Instruction: Every entry that follows should be repeated exactly; drop the images.

Given data:

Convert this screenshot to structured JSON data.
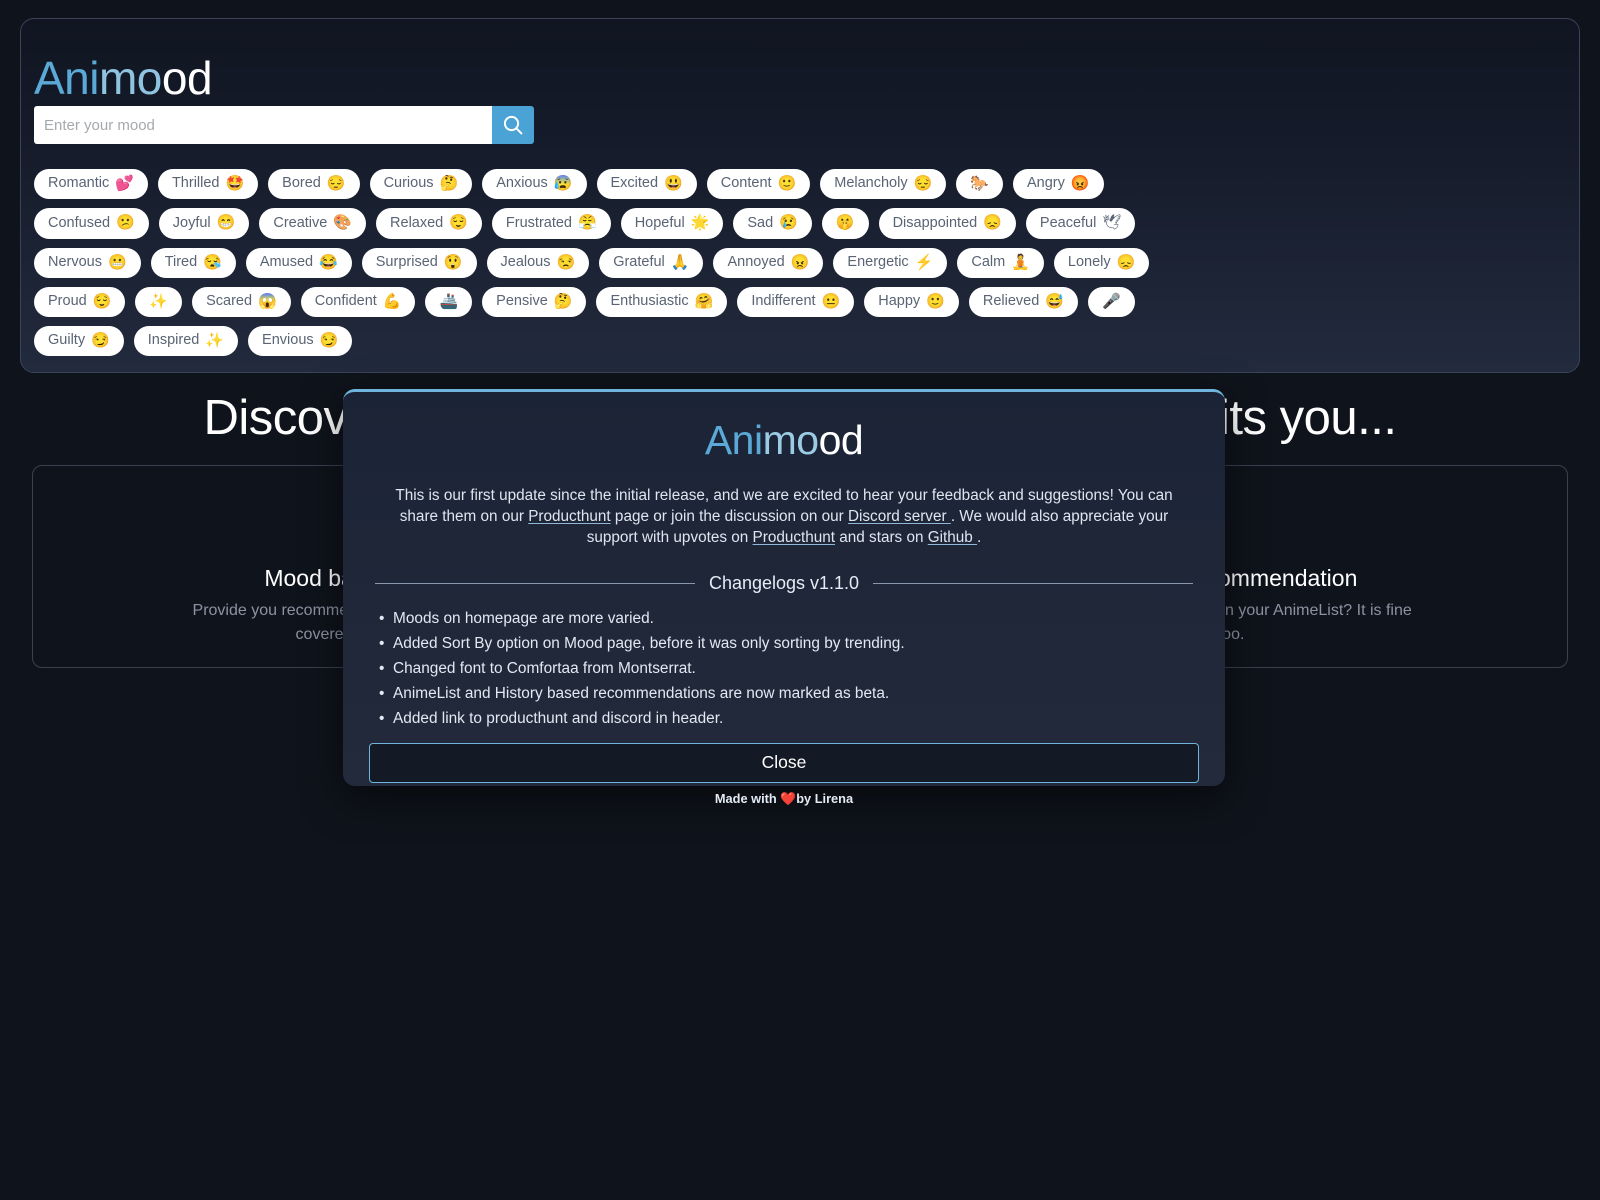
{
  "page": {
    "background_color": "#0f131b",
    "accent_color": "#5aa9d6"
  },
  "header": {
    "brand": {
      "part1": "Ani",
      "part2": "mo",
      "part3": "od"
    },
    "search": {
      "placeholder": "Enter your mood",
      "value": "",
      "button_icon": "search-icon"
    },
    "moods": [
      {
        "label": "Romantic",
        "emoji": "💕"
      },
      {
        "label": "Thrilled",
        "emoji": "🤩"
      },
      {
        "label": "Bored",
        "emoji": "😔"
      },
      {
        "label": "Curious",
        "emoji": "🤔"
      },
      {
        "label": "Anxious",
        "emoji": "😰"
      },
      {
        "label": "Excited",
        "emoji": "😃"
      },
      {
        "label": "Content",
        "emoji": "🙂"
      },
      {
        "label": "Melancholy",
        "emoji": "😔"
      },
      {
        "label": "",
        "emoji": "🐎"
      },
      {
        "label": "Angry",
        "emoji": "😡"
      },
      {
        "label": "Confused",
        "emoji": "😕"
      },
      {
        "label": "Joyful",
        "emoji": "😁"
      },
      {
        "label": "Creative",
        "emoji": "🎨"
      },
      {
        "label": "Relaxed",
        "emoji": "😌"
      },
      {
        "label": "Frustrated",
        "emoji": "😤"
      },
      {
        "label": "Hopeful",
        "emoji": "🌟"
      },
      {
        "label": "Sad",
        "emoji": "😢"
      },
      {
        "label": "",
        "emoji": "🤫"
      },
      {
        "label": "Disappointed",
        "emoji": "😞"
      },
      {
        "label": "Peaceful",
        "emoji": "🕊"
      },
      {
        "label": "Nervous",
        "emoji": "😬"
      },
      {
        "label": "Tired",
        "emoji": "😪"
      },
      {
        "label": "Amused",
        "emoji": "😂"
      },
      {
        "label": "Surprised",
        "emoji": "😲"
      },
      {
        "label": "Jealous",
        "emoji": "😒"
      },
      {
        "label": "Grateful",
        "emoji": "🙏"
      },
      {
        "label": "Annoyed",
        "emoji": "😠"
      },
      {
        "label": "Energetic",
        "emoji": "⚡"
      },
      {
        "label": "Calm",
        "emoji": "🧘"
      },
      {
        "label": "Lonely",
        "emoji": "😞"
      },
      {
        "label": "Proud",
        "emoji": "😌"
      },
      {
        "label": "",
        "emoji": "✨"
      },
      {
        "label": "Scared",
        "emoji": "😱"
      },
      {
        "label": "Confident",
        "emoji": "💪"
      },
      {
        "label": "",
        "emoji": "🚢"
      },
      {
        "label": "Pensive",
        "emoji": "🤔"
      },
      {
        "label": "Enthusiastic",
        "emoji": "🤗"
      },
      {
        "label": "Indifferent",
        "emoji": "😐"
      },
      {
        "label": "Happy",
        "emoji": "🙂"
      },
      {
        "label": "Relieved",
        "emoji": "😅"
      },
      {
        "label": "",
        "emoji": "🎤"
      },
      {
        "label": "Guilty",
        "emoji": "😏"
      },
      {
        "label": "Inspired",
        "emoji": "✨"
      },
      {
        "label": "Envious",
        "emoji": "😏"
      }
    ]
  },
  "main": {
    "hero_title": "Discover anime. Recommendations. Pick what fits you...",
    "cards": [
      {
        "icon": "smiley-face-icon",
        "title": "Mood based recommendation",
        "description": "Provide you recommendation based on your mood. We got you covered for every mood you have."
      },
      {
        "icon": "animelist-logo-icon",
        "title": "AnimeList based recommendation",
        "description": "Want anime recommendation based on your AnimeList? It is fine we have that too."
      }
    ]
  },
  "modal": {
    "brand": {
      "part1": "Ani",
      "part2": "mo",
      "part3": "od"
    },
    "description": {
      "s1": "This is our first update since the initial release, and we are excited to hear your feedback and suggestions! You can share them on our ",
      "link1": "Producthunt",
      "s2": " page or join the discussion on our ",
      "link2": "Discord server ",
      "s3": ". We would also appreciate your support with upvotes on ",
      "link3": "Producthunt",
      "s4": " and stars on ",
      "link4": "Github ",
      "s5": "."
    },
    "changelog_heading": "Changelogs v1.1.0",
    "changelog_items": [
      "Moods on homepage are more varied.",
      "Added Sort By option on Mood page, before it was only sorting by trending.",
      "Changed font to Comfortaa from Montserrat.",
      "AnimeList and History based recommendations are now marked as beta.",
      "Added link to producthunt and discord in header."
    ],
    "close_label": "Close",
    "footer": {
      "prefix": "Made with ",
      "heart": "❤️",
      "suffix": "by Lirena"
    }
  }
}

Answer to this problem:
Convert this screenshot to structured JSON data.
{
  "page": {
    "background_color": "#0f131b",
    "accent_color": "#5aa9d6"
  },
  "header": {
    "brand": {
      "part1": "Ani",
      "part2": "mo",
      "part3": "od"
    },
    "search": {
      "placeholder": "Enter your mood",
      "value": "",
      "button_icon": "search-icon"
    },
    "moods": [
      {
        "label": "Romantic",
        "emoji": "💕"
      },
      {
        "label": "Thrilled",
        "emoji": "🤩"
      },
      {
        "label": "Bored",
        "emoji": "😔"
      },
      {
        "label": "Curious",
        "emoji": "🤔"
      },
      {
        "label": "Anxious",
        "emoji": "😰"
      },
      {
        "label": "Excited",
        "emoji": "😃"
      },
      {
        "label": "Content",
        "emoji": "🙂"
      },
      {
        "label": "Melancholy",
        "emoji": "😔"
      },
      {
        "label": "",
        "emoji": "🐎"
      },
      {
        "label": "Angry",
        "emoji": "😡"
      },
      {
        "label": "Confused",
        "emoji": "😕"
      },
      {
        "label": "Joyful",
        "emoji": "😁"
      },
      {
        "label": "Creative",
        "emoji": "🎨"
      },
      {
        "label": "Relaxed",
        "emoji": "😌"
      },
      {
        "label": "Frustrated",
        "emoji": "😤"
      },
      {
        "label": "Hopeful",
        "emoji": "🌟"
      },
      {
        "label": "Sad",
        "emoji": "😢"
      },
      {
        "label": "",
        "emoji": "🤫"
      },
      {
        "label": "Disappointed",
        "emoji": "😞"
      },
      {
        "label": "Peaceful",
        "emoji": "🕊"
      },
      {
        "label": "Nervous",
        "emoji": "😬"
      },
      {
        "label": "Tired",
        "emoji": "😪"
      },
      {
        "label": "Amused",
        "emoji": "😂"
      },
      {
        "label": "Surprised",
        "emoji": "😲"
      },
      {
        "label": "Jealous",
        "emoji": "😒"
      },
      {
        "label": "Grateful",
        "emoji": "🙏"
      },
      {
        "label": "Annoyed",
        "emoji": "😠"
      },
      {
        "label": "Energetic",
        "emoji": "⚡"
      },
      {
        "label": "Calm",
        "emoji": "🧘"
      },
      {
        "label": "Lonely",
        "emoji": "😞"
      },
      {
        "label": "Proud",
        "emoji": "😌"
      },
      {
        "label": "",
        "emoji": "✨"
      },
      {
        "label": "Scared",
        "emoji": "😱"
      },
      {
        "label": "Confident",
        "emoji": "💪"
      },
      {
        "label": "",
        "emoji": "🚢"
      },
      {
        "label": "Pensive",
        "emoji": "🤔"
      },
      {
        "label": "Enthusiastic",
        "emoji": "🤗"
      },
      {
        "label": "Indifferent",
        "emoji": "😐"
      },
      {
        "label": "Happy",
        "emoji": "🙂"
      },
      {
        "label": "Relieved",
        "emoji": "😅"
      },
      {
        "label": "",
        "emoji": "🎤"
      },
      {
        "label": "Guilty",
        "emoji": "😏"
      },
      {
        "label": "Inspired",
        "emoji": "✨"
      },
      {
        "label": "Envious",
        "emoji": "😏"
      }
    ]
  },
  "main": {
    "hero_title": "Discover anime. Recommendations. Pick what fits you...",
    "cards": [
      {
        "icon": "smiley-face-icon",
        "title": "Mood based recommendation",
        "description": "Provide you recommendation based on your mood. We got you covered for every mood you have."
      },
      {
        "icon": "animelist-logo-icon",
        "title": "AnimeList based recommendation",
        "description": "Want anime recommendation based on your AnimeList? It is fine we have that too."
      }
    ]
  },
  "modal": {
    "brand": {
      "part1": "Ani",
      "part2": "mo",
      "part3": "od"
    },
    "description": {
      "s1": "This is our first update since the initial release, and we are excited to hear your feedback and suggestions! You can share them on our ",
      "link1": "Producthunt",
      "s2": " page or join the discussion on our ",
      "link2": "Discord server ",
      "s3": ". We would also appreciate your support with upvotes on ",
      "link3": "Producthunt",
      "s4": " and stars on ",
      "link4": "Github ",
      "s5": "."
    },
    "changelog_heading": "Changelogs v1.1.0",
    "changelog_items": [
      "Moods on homepage are more varied.",
      "Added Sort By option on Mood page, before it was only sorting by trending.",
      "Changed font to Comfortaa from Montserrat.",
      "AnimeList and History based recommendations are now marked as beta.",
      "Added link to producthunt and discord in header."
    ],
    "close_label": "Close",
    "footer": {
      "prefix": "Made with ",
      "heart": "❤️",
      "suffix": "by Lirena"
    }
  }
}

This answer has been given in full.